-- Exercise aim --
Will you print the material below without altering a single character?

-- Raw records --
═══

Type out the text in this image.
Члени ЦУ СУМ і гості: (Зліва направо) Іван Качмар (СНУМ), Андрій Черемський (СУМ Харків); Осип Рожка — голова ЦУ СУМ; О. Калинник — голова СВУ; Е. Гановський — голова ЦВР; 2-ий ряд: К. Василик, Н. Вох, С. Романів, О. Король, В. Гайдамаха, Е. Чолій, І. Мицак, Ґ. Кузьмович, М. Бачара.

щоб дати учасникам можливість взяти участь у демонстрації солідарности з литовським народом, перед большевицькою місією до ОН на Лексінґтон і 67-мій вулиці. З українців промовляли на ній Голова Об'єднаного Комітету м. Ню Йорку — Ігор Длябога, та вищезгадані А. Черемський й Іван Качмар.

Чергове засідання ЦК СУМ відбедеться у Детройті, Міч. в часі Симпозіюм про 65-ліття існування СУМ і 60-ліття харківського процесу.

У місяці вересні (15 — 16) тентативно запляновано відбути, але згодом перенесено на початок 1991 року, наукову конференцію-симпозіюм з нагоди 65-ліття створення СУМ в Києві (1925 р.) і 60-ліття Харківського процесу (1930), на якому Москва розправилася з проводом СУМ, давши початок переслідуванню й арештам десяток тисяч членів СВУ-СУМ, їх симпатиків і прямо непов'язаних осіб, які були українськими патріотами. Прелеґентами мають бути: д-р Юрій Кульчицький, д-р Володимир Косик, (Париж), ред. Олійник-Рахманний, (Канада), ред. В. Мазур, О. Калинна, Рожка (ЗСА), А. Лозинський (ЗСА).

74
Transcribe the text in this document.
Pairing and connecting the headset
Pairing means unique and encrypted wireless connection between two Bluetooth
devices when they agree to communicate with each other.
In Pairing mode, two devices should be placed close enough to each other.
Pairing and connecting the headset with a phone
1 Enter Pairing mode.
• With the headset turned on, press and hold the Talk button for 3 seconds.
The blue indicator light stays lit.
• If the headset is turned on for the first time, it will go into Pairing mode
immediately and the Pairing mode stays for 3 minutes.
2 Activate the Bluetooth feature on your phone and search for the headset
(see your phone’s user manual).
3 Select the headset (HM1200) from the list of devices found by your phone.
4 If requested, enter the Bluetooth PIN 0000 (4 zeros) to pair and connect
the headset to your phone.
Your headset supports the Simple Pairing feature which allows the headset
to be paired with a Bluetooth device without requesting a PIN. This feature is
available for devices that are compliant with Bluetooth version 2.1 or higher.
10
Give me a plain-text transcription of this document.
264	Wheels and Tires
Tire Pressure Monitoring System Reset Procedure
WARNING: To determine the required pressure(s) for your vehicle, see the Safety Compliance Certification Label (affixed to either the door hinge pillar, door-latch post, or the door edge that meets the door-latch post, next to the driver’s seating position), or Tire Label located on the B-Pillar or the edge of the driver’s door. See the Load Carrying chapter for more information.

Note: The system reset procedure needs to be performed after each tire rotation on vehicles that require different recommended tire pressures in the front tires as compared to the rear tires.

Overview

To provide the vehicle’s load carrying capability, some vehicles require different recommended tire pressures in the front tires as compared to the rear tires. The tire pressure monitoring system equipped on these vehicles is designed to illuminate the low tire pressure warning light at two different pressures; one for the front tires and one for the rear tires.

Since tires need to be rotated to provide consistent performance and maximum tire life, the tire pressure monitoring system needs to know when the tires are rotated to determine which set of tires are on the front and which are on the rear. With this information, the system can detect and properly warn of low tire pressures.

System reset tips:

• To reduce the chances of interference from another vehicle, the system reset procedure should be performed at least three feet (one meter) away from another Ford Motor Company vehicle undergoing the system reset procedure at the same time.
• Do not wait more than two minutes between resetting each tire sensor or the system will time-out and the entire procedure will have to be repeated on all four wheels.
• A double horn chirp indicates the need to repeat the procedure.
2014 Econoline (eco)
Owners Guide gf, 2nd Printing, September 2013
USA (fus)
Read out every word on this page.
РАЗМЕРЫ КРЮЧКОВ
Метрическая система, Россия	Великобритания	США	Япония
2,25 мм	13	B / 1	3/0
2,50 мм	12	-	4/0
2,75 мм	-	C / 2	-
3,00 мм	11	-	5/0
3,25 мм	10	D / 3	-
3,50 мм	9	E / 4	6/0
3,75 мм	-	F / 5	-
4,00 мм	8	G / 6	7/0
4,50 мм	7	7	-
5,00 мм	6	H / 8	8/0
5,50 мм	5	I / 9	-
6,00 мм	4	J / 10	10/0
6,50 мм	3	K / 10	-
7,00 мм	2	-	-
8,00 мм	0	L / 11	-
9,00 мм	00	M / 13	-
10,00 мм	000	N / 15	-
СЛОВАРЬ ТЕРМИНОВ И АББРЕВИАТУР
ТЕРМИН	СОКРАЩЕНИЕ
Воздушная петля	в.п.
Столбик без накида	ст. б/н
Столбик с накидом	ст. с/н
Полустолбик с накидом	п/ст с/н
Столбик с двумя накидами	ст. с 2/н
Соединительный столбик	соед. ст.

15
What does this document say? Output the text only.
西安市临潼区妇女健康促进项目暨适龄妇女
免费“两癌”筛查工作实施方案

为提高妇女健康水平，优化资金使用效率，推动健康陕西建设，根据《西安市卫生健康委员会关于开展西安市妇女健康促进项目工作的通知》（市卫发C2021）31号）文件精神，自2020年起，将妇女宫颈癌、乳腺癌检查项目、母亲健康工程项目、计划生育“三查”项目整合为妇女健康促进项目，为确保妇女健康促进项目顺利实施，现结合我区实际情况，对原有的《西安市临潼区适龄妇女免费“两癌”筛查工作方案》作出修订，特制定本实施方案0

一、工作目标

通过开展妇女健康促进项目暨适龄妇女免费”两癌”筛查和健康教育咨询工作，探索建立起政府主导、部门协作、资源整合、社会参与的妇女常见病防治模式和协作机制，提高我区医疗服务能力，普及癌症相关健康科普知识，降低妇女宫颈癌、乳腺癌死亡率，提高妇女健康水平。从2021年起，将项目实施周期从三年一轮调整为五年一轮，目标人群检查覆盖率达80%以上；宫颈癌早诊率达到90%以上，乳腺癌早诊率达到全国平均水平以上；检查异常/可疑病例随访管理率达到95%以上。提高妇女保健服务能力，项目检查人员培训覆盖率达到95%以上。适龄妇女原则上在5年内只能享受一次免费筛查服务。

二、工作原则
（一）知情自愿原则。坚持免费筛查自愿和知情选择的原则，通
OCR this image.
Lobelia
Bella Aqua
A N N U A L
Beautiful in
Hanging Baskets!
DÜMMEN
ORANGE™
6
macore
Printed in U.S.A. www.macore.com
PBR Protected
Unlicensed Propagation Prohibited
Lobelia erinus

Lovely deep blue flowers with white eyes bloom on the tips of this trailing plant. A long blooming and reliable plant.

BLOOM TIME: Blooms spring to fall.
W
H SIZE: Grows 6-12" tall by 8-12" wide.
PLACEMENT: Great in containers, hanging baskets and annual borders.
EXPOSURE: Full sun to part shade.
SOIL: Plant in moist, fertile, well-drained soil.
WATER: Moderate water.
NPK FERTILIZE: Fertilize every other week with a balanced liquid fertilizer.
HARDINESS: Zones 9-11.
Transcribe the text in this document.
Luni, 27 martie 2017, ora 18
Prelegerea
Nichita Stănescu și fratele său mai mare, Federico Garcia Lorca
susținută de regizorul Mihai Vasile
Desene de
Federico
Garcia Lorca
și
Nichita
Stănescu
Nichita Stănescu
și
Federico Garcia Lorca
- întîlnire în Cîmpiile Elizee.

═══

-- Exercise solution --
Type out the text in this image.
Члени ЦУ СУМ і гості: (Зліва направо) Іван Качмар (СНУМ), Андрій Черемський (СУМ Харків); Осип Рожка — голова ЦУ СУМ; О. Калинник — голова СВУ; Е. Гановський — голова ЦВР; 2-ий ряд: К. Василик, Н. Вох, С. Романів, О. Король, В. Гайдамаха, Е. Чолій, І. Мицак, Ґ. Кузьмович, М. Бачара.

щоб дати учасникам можливість взяти участь у демонстрації солідарности з литовським народом, перед большевицькою місією до ОН на Лексінґтон і 67-мій вулиці. З українців промовляли на ній Голова Об'єднаного Комітету м. Ню Йорку — Ігор Длябога, та вищезгадані А. Черемський й Іван Качмар.

Чергове засідання ЦК СУМ відбедеться у Детройті, Міч. в часі Симпозіюм про 65-ліття існування СУМ і 60-ліття харківського процесу.

У місяці вересні (15 — 16) тентативно запляновано відбути, але згодом перенесено на початок 1991 року, наукову конференцію-симпозіюм з нагоди 65-ліття створення СУМ в Києві (1925 р.) і 60-ліття Харківського процесу (1930), на якому Москва розправилася з проводом СУМ, давши початок переслідуванню й арештам десяток тисяч членів СВУ-СУМ, їх симпатиків і прямо непов'язаних осіб, які були українськими патріотами. Прелеґентами мають бути: д-р Юрій Кульчицький, д-р Володимир Косик, (Париж), ред. Олійник-Рахманний, (Канада), ред. В. Мазур, О. Калинна, Рожка (ЗСА), А. Лозинський (ЗСА).

74
Transcribe the text in this document.
Pairing and connecting the headset
Pairing means unique and encrypted wireless connection between two Bluetooth
devices when they agree to communicate with each other.
In Pairing mode, two devices should be placed close enough to each other.
Pairing and connecting the headset with a phone
1 Enter Pairing mode.
• With the headset turned on, press and hold the Talk button for 3 seconds.
The blue indicator light stays lit.
• If the headset is turned on for the first time, it will go into Pairing mode
immediately and the Pairing mode stays for 3 minutes.
2 Activate the Bluetooth feature on your phone and search for the headset
(see your phone’s user manual).
3 Select the headset (HM1200) from the list of devices found by your phone.
4 If requested, enter the Bluetooth PIN 0000 (4 zeros) to pair and connect
the headset to your phone.
Your headset supports the Simple Pairing feature which allows the headset
to be paired with a Bluetooth device without requesting a PIN. This feature is
available for devices that are compliant with Bluetooth version 2.1 or higher.
10
Give me a plain-text transcription of this document.
264	Wheels and Tires
Tire Pressure Monitoring System Reset Procedure
WARNING: To determine the required pressure(s) for your vehicle, see the Safety Compliance Certification Label (affixed to either the door hinge pillar, door-latch post, or the door edge that meets the door-latch post, next to the driver’s seating position), or Tire Label located on the B-Pillar or the edge of the driver’s door. See the Load Carrying chapter for more information.

Note: The system reset procedure needs to be performed after each tire rotation on vehicles that require different recommended tire pressures in the front tires as compared to the rear tires.

Overview

To provide the vehicle’s load carrying capability, some vehicles require different recommended tire pressures in the front tires as compared to the rear tires. The tire pressure monitoring system equipped on these vehicles is designed to illuminate the low tire pressure warning light at two different pressures; one for the front tires and one for the rear tires.

Since tires need to be rotated to provide consistent performance and maximum tire life, the tire pressure monitoring system needs to know when the tires are rotated to determine which set of tires are on the front and which are on the rear. With this information, the system can detect and properly warn of low tire pressures.

System reset tips:

• To reduce the chances of interference from another vehicle, the system reset procedure should be performed at least three feet (one meter) away from another Ford Motor Company vehicle undergoing the system reset procedure at the same time.
• Do not wait more than two minutes between resetting each tire sensor or the system will time-out and the entire procedure will have to be repeated on all four wheels.
• A double horn chirp indicates the need to repeat the procedure.
2014 Econoline (eco)
Owners Guide gf, 2nd Printing, September 2013
USA (fus)
Read out every word on this page.
РАЗМЕРЫ КРЮЧКОВ
Метрическая система, Россия	Великобритания	США	Япония
2,25 мм	13	B / 1	3/0
2,50 мм	12	-	4/0
2,75 мм	-	C / 2	-
3,00 мм	11	-	5/0
3,25 мм	10	D / 3	-
3,50 мм	9	E / 4	6/0
3,75 мм	-	F / 5	-
4,00 мм	8	G / 6	7/0
4,50 мм	7	7	-
5,00 мм	6	H / 8	8/0
5,50 мм	5	I / 9	-
6,00 мм	4	J / 10	10/0
6,50 мм	3	K / 10	-
7,00 мм	2	-	-
8,00 мм	0	L / 11	-
9,00 мм	00	M / 13	-
10,00 мм	000	N / 15	-
СЛОВАРЬ ТЕРМИНОВ И АББРЕВИАТУР
ТЕРМИН	СОКРАЩЕНИЕ
Воздушная петля	в.п.
Столбик без накида	ст. б/н
Столбик с накидом	ст. с/н
Полустолбик с накидом	п/ст с/н
Столбик с двумя накидами	ст. с 2/н
Соединительный столбик	соед. ст.

15
What does this document say? Output the text only.
西安市临潼区妇女健康促进项目暨适龄妇女
免费“两癌”筛查工作实施方案

为提高妇女健康水平，优化资金使用效率，推动健康陕西建设，根据《西安市卫生健康委员会关于开展西安市妇女健康促进项目工作的通知》（市卫发C2021）31号）文件精神，自2020年起，将妇女宫颈癌、乳腺癌检查项目、母亲健康工程项目、计划生育“三查”项目整合为妇女健康促进项目，为确保妇女健康促进项目顺利实施，现结合我区实际情况，对原有的《西安市临潼区适龄妇女免费“两癌”筛查工作方案》作出修订，特制定本实施方案0

一、工作目标

通过开展妇女健康促进项目暨适龄妇女免费”两癌”筛查和健康教育咨询工作，探索建立起政府主导、部门协作、资源整合、社会参与的妇女常见病防治模式和协作机制，提高我区医疗服务能力，普及癌症相关健康科普知识，降低妇女宫颈癌、乳腺癌死亡率，提高妇女健康水平。从2021年起，将项目实施周期从三年一轮调整为五年一轮，目标人群检查覆盖率达80%以上；宫颈癌早诊率达到90%以上，乳腺癌早诊率达到全国平均水平以上；检查异常/可疑病例随访管理率达到95%以上。提高妇女保健服务能力，项目检查人员培训覆盖率达到95%以上。适龄妇女原则上在5年内只能享受一次免费筛查服务。

二、工作原则
（一）知情自愿原则。坚持免费筛查自愿和知情选择的原则，通
OCR this image.
Lobelia
Bella Aqua
A N N U A L
Beautiful in
Hanging Baskets!
DÜMMEN
ORANGE™
6
macore
Printed in U.S.A. www.macore.com
PBR Protected
Unlicensed Propagation Prohibited
Lobelia erinus

Lovely deep blue flowers with white eyes bloom on the tips of this trailing plant. A long blooming and reliable plant.

BLOOM TIME: Blooms spring to fall.
W
H SIZE: Grows 6-12" tall by 8-12" wide.
PLACEMENT: Great in containers, hanging baskets and annual borders.
EXPOSURE: Full sun to part shade.
SOIL: Plant in moist, fertile, well-drained soil.
WATER: Moderate water.
NPK FERTILIZE: Fertilize every other week with a balanced liquid fertilizer.
HARDINESS: Zones 9-11.
Transcribe the text in this document.
Luni, 27 martie 2017, ora 18
Prelegerea
Nichita Stănescu și fratele său mai mare, Federico Garcia Lorca
susținută de regizorul Mihai Vasile
Desene de
Federico
Garcia Lorca
și
Nichita
Stănescu
Nichita Stănescu
și
Federico Garcia Lorca
- întîlnire în Cîmpiile Elizee.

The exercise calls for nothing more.